━━━ Provided data

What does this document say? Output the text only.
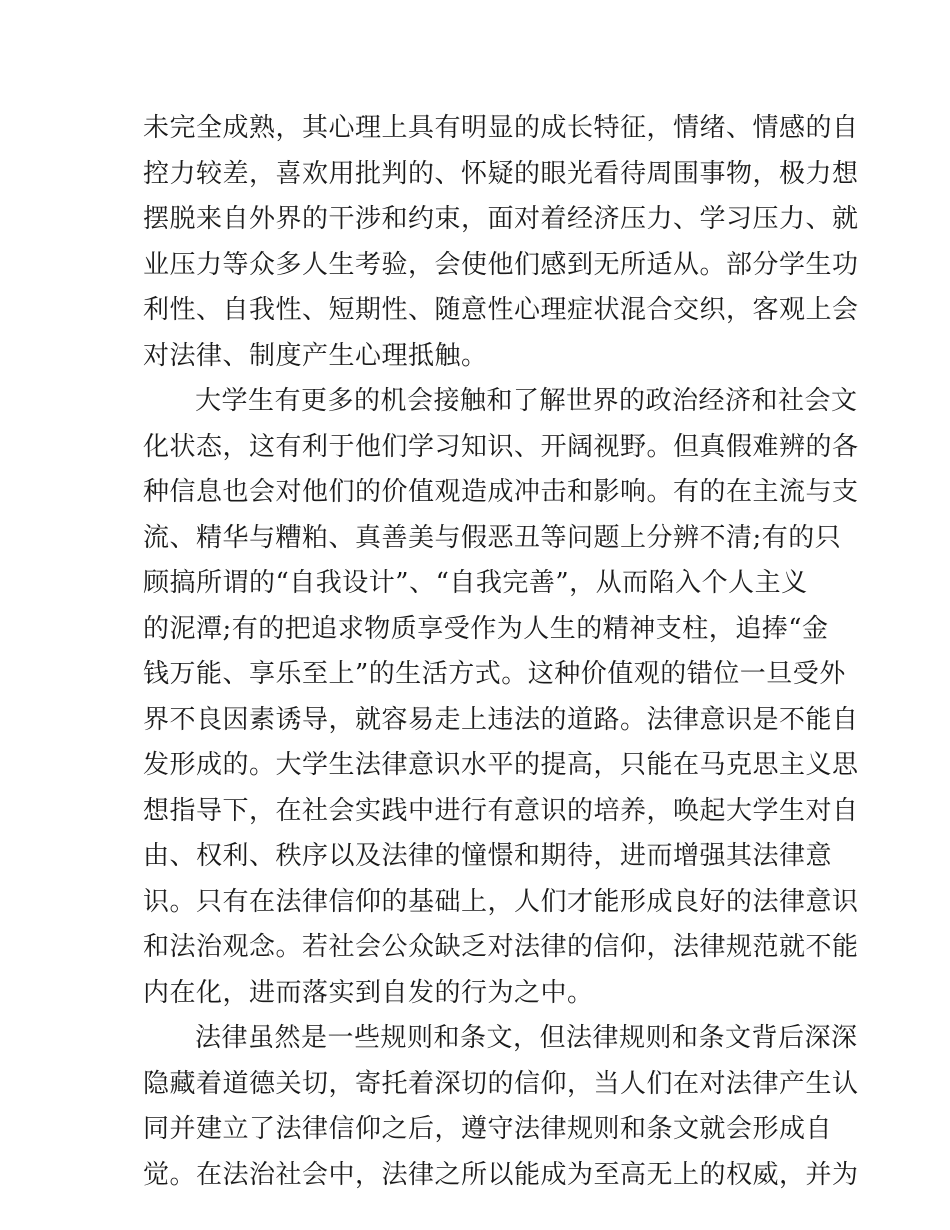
未完全成熟，其心理上具有明显的成长特征，情绪、情感的自
控力较差，喜欢用批判的、怀疑的眼光看待周围事物，极力想
摆脱来自外界的干涉和约束，面对着经济压力、学习压力、就
业压力等众多人生考验，会使他们感到无所适从。部分学生功
利性、自我性、短期性、随意性心理症状混合交织，客观上会
对法律、制度产生心理抵触。
大学生有更多的机会接触和了解世界的政治经济和社会文
化状态，这有利于他们学习知识、开阔视野。但真假难辨的各
种信息也会对他们的价值观造成冲击和影响。有的在主流与支
流、精华与糟粕、真善美与假恶丑等问题上分辨不清;有的只
顾搞所谓的“自我设计”、“自我完善”，从而陷入个人主义
的泥潭;有的把追求物质享受作为人生的精神支柱，追捧“金
钱万能、享乐至上”的生活方式。这种价值观的错位一旦受外
界不良因素诱导，就容易走上违法的道路。法律意识是不能自
发形成的。大学生法律意识水平的提高，只能在马克思主义思
想指导下，在社会实践中进行有意识的培养，唤起大学生对自
由、权利、秩序以及法律的憧憬和期待，进而增强其法律意
识。只有在法律信仰的基础上，人们才能形成良好的法律意识
和法治观念。若社会公众缺乏对法律的信仰，法律规范就不能
内在化，进而落实到自发的行为之中。
法律虽然是一些规则和条文，但法律规则和条文背后深深
隐藏着道德关切，寄托着深切的信仰，当人们在对法律产生认
同并建立了法律信仰之后，遵守法律规则和条文就会形成自
觉。在法治社会中，法律之所以能成为至高无上的权威，并为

━━━━━━

▶ **Written exercise**
Quote the listing above in full, except for the pictures.

▶ **Full solution**
What does this document say? Output the text only.
未完全成熟，其心理上具有明显的成长特征，情绪、情感的自
控力较差，喜欢用批判的、怀疑的眼光看待周围事物，极力想
摆脱来自外界的干涉和约束，面对着经济压力、学习压力、就
业压力等众多人生考验，会使他们感到无所适从。部分学生功
利性、自我性、短期性、随意性心理症状混合交织，客观上会
对法律、制度产生心理抵触。
大学生有更多的机会接触和了解世界的政治经济和社会文
化状态，这有利于他们学习知识、开阔视野。但真假难辨的各
种信息也会对他们的价值观造成冲击和影响。有的在主流与支
流、精华与糟粕、真善美与假恶丑等问题上分辨不清;有的只
顾搞所谓的“自我设计”、“自我完善”，从而陷入个人主义
的泥潭;有的把追求物质享受作为人生的精神支柱，追捧“金
钱万能、享乐至上”的生活方式。这种价值观的错位一旦受外
界不良因素诱导，就容易走上违法的道路。法律意识是不能自
发形成的。大学生法律意识水平的提高，只能在马克思主义思
想指导下，在社会实践中进行有意识的培养，唤起大学生对自
由、权利、秩序以及法律的憧憬和期待，进而增强其法律意
识。只有在法律信仰的基础上，人们才能形成良好的法律意识
和法治观念。若社会公众缺乏对法律的信仰，法律规范就不能
内在化，进而落实到自发的行为之中。
法律虽然是一些规则和条文，但法律规则和条文背后深深
隐藏着道德关切，寄托着深切的信仰，当人们在对法律产生认
同并建立了法律信仰之后，遵守法律规则和条文就会形成自
觉。在法治社会中，法律之所以能成为至高无上的权威，并为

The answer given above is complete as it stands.